START

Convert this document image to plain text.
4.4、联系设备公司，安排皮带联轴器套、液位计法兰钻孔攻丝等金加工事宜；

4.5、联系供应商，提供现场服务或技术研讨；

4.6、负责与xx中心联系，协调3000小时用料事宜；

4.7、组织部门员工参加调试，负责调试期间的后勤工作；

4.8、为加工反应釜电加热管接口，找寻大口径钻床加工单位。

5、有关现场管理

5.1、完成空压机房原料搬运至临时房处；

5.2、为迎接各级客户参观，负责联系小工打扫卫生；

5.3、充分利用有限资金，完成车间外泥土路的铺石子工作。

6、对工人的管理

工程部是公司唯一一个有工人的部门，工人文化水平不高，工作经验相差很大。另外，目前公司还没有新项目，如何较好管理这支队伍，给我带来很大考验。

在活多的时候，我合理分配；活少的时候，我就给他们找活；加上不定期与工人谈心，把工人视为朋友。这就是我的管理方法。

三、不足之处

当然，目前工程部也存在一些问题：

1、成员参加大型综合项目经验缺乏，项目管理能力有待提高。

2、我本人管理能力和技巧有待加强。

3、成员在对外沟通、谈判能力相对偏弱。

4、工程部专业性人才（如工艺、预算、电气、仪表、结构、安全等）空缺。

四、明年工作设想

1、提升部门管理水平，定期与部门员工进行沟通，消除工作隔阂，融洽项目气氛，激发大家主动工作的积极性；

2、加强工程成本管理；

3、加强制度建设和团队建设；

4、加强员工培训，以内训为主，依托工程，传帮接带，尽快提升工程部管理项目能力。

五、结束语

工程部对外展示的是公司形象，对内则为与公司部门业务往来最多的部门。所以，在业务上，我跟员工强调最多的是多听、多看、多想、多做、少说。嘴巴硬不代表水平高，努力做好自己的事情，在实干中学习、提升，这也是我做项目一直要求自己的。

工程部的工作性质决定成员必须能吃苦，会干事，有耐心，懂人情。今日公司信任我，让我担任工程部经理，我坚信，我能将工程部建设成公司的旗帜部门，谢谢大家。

END

#### WHAT THE TASK REQUIRES:
Repeat every entry word for word.

#### ANSWER TO THE EXERCISE:
Convert this document image to plain text.
4.4、联系设备公司，安排皮带联轴器套、液位计法兰钻孔攻丝等金加工事宜；

4.5、联系供应商，提供现场服务或技术研讨；

4.6、负责与xx中心联系，协调3000小时用料事宜；

4.7、组织部门员工参加调试，负责调试期间的后勤工作；

4.8、为加工反应釜电加热管接口，找寻大口径钻床加工单位。

5、有关现场管理

5.1、完成空压机房原料搬运至临时房处；

5.2、为迎接各级客户参观，负责联系小工打扫卫生；

5.3、充分利用有限资金，完成车间外泥土路的铺石子工作。

6、对工人的管理

工程部是公司唯一一个有工人的部门，工人文化水平不高，工作经验相差很大。另外，目前公司还没有新项目，如何较好管理这支队伍，给我带来很大考验。

在活多的时候，我合理分配；活少的时候，我就给他们找活；加上不定期与工人谈心，把工人视为朋友。这就是我的管理方法。

三、不足之处

当然，目前工程部也存在一些问题：

1、成员参加大型综合项目经验缺乏，项目管理能力有待提高。

2、我本人管理能力和技巧有待加强。

3、成员在对外沟通、谈判能力相对偏弱。

4、工程部专业性人才（如工艺、预算、电气、仪表、结构、安全等）空缺。

四、明年工作设想

1、提升部门管理水平，定期与部门员工进行沟通，消除工作隔阂，融洽项目气氛，激发大家主动工作的积极性；

2、加强工程成本管理；

3、加强制度建设和团队建设；

4、加强员工培训，以内训为主，依托工程，传帮接带，尽快提升工程部管理项目能力。

五、结束语

工程部对外展示的是公司形象，对内则为与公司部门业务往来最多的部门。所以，在业务上，我跟员工强调最多的是多听、多看、多想、多做、少说。嘴巴硬不代表水平高，努力做好自己的事情，在实干中学习、提升，这也是我做项目一直要求自己的。

工程部的工作性质决定成员必须能吃苦，会干事，有耐心，懂人情。今日公司信任我，让我担任工程部经理，我坚信，我能将工程部建设成公司的旗帜部门，谢谢大家。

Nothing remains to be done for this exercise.